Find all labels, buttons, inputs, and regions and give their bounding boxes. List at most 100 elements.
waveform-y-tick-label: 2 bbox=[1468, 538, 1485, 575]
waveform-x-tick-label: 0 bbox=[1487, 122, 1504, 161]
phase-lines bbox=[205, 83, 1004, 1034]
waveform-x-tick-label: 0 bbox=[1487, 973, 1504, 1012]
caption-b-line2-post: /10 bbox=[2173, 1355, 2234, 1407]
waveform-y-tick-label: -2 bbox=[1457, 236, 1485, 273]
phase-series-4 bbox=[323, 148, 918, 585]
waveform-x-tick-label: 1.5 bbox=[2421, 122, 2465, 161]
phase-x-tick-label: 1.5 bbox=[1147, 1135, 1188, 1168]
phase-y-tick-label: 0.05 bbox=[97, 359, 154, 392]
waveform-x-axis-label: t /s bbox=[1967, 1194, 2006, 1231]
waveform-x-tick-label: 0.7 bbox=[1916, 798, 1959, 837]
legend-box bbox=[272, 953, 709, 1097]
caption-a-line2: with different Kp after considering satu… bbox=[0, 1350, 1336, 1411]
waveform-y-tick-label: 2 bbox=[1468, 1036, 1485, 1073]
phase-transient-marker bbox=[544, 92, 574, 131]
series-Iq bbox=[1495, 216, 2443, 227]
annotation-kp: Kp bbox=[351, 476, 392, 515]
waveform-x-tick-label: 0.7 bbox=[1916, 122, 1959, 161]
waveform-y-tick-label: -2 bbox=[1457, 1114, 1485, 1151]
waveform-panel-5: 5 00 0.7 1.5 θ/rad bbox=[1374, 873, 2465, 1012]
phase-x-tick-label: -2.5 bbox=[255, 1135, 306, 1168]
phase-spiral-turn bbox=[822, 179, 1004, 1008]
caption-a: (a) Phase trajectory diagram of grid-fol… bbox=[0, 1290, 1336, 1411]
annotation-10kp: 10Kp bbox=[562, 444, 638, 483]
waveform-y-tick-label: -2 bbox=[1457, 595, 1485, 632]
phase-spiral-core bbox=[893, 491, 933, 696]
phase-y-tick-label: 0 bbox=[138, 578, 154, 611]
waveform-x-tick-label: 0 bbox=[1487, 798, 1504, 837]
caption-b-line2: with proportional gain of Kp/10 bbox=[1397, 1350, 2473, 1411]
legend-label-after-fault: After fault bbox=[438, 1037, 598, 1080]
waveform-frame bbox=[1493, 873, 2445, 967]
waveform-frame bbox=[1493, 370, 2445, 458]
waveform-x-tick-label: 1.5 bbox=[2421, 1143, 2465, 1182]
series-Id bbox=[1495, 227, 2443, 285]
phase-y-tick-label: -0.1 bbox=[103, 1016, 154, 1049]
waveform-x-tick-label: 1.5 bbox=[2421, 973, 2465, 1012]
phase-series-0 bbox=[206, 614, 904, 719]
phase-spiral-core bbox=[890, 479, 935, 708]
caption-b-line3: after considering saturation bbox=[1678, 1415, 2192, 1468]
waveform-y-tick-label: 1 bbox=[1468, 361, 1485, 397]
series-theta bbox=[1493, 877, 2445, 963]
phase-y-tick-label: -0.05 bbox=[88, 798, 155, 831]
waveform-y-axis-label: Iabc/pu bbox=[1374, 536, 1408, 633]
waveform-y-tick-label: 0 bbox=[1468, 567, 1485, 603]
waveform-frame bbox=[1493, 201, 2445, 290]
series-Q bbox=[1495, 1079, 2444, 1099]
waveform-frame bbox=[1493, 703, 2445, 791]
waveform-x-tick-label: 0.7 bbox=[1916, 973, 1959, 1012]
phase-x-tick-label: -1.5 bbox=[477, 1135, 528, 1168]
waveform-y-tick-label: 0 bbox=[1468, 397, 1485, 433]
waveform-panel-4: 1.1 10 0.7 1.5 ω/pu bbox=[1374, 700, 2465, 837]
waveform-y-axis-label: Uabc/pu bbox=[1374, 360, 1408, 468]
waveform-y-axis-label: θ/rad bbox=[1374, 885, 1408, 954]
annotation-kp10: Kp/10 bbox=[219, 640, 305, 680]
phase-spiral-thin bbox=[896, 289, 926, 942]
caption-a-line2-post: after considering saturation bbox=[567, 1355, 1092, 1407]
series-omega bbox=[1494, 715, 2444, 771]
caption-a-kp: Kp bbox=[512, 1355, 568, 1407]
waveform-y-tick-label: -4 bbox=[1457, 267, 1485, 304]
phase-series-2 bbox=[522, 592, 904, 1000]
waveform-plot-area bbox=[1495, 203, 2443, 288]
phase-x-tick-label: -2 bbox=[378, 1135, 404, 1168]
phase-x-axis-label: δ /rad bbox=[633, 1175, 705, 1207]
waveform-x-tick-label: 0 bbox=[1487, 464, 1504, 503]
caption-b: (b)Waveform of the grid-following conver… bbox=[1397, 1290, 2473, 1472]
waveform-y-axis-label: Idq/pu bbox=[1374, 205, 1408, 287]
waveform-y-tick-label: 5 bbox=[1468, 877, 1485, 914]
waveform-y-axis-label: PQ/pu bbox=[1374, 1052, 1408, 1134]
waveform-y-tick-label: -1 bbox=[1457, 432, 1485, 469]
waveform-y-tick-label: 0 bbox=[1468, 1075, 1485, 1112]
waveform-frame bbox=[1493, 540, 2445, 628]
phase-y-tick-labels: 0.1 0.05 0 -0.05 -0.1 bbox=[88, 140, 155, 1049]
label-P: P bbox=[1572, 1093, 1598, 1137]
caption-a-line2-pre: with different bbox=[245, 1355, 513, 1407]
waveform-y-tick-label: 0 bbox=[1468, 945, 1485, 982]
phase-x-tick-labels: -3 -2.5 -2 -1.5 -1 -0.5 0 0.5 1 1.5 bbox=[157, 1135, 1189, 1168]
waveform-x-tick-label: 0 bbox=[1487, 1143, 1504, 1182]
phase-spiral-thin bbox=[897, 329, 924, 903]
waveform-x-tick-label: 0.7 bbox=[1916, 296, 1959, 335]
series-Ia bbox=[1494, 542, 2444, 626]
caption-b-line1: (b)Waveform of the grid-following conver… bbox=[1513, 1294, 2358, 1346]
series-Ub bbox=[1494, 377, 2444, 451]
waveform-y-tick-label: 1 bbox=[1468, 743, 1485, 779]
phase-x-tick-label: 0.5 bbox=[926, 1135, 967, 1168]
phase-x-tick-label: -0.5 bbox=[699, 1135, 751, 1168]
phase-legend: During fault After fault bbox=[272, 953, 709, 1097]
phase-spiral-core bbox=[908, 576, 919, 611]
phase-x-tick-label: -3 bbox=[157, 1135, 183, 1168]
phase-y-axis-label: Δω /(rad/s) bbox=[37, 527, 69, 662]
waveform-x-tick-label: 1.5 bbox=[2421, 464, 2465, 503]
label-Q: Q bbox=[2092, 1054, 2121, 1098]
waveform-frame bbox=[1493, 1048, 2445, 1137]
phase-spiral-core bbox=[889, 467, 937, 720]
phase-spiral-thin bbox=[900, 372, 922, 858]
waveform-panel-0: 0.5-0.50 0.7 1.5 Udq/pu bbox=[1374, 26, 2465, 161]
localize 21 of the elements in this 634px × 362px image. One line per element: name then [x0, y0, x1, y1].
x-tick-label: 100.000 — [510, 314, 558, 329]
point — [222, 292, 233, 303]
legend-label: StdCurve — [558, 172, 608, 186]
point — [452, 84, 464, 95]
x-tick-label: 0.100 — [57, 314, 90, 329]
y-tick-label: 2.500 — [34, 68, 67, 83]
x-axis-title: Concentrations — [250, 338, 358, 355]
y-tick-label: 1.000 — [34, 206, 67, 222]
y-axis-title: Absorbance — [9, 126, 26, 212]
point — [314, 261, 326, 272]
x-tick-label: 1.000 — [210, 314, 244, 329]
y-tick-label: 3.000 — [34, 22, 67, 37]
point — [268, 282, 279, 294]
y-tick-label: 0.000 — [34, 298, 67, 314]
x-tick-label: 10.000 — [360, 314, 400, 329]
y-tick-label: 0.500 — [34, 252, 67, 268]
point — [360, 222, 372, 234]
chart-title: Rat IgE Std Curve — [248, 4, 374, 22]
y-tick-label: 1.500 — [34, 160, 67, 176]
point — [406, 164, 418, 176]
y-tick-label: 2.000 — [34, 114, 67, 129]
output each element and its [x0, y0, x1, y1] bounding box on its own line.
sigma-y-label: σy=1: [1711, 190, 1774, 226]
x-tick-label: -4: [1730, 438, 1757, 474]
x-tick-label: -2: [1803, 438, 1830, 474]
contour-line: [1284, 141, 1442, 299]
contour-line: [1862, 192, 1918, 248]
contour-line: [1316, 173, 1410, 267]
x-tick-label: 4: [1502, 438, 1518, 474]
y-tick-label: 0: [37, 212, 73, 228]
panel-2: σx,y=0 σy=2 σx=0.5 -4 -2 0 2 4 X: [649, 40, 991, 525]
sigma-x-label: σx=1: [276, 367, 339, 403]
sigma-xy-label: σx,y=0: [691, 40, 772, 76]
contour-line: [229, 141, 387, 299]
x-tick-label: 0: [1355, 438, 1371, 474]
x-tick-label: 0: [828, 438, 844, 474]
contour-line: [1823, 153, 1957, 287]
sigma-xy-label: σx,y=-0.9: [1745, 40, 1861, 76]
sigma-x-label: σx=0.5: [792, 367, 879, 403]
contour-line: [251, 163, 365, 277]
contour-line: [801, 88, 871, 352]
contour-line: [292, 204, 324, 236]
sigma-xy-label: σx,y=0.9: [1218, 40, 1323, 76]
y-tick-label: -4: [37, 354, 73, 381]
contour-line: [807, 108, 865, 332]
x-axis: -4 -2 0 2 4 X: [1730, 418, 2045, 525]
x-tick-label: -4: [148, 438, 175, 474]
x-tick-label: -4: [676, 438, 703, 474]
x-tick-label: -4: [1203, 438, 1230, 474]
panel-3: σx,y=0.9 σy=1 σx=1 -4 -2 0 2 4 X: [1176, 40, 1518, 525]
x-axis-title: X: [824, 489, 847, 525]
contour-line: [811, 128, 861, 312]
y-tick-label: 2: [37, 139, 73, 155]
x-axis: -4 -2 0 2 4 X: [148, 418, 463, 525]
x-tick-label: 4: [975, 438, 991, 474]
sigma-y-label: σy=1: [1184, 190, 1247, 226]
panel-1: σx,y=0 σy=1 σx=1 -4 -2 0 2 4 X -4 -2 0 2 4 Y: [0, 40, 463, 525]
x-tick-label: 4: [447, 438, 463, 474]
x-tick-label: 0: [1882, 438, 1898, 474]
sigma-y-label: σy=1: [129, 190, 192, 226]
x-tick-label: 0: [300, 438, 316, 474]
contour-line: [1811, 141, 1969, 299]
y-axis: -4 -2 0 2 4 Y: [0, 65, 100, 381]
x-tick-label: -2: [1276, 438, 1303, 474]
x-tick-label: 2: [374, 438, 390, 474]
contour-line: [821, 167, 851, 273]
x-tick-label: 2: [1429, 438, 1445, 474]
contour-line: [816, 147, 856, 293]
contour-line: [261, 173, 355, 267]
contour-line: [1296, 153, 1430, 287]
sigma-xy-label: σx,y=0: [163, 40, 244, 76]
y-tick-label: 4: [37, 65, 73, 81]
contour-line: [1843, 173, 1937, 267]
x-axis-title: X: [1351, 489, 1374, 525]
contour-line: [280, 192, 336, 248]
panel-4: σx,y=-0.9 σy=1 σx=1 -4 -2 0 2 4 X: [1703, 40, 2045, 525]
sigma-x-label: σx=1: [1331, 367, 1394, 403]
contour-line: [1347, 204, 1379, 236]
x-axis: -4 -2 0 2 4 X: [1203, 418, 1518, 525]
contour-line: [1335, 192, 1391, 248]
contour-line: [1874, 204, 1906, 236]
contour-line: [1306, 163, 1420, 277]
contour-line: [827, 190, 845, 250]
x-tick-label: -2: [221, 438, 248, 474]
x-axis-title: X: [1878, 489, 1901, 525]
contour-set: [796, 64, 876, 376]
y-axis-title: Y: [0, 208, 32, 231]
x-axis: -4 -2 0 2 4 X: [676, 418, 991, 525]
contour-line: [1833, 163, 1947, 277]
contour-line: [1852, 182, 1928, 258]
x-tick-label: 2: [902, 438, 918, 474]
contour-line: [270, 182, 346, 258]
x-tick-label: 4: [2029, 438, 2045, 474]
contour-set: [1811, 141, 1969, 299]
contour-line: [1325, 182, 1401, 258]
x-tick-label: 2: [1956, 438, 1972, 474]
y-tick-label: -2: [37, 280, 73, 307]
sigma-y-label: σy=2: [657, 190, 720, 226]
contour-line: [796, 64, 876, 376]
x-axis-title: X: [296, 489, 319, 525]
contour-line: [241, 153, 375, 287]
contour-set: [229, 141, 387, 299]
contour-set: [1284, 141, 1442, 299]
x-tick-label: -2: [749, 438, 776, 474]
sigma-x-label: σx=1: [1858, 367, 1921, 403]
- - - - -
Please turn the records, from the first line through the line containing "phase-lines bbox=[205, 83, 1004, 1034]", into a JSON list of strings with one string per line and no blank lines.

Output below:
[
  "Find all labels, buttons, inputs, and regions and give their bounding boxes. List at most 100 elements.",
  "waveform-y-tick-label: 2 bbox=[1468, 538, 1485, 575]",
  "waveform-x-tick-label: 0 bbox=[1487, 122, 1504, 161]",
  "phase-lines bbox=[205, 83, 1004, 1034]"
]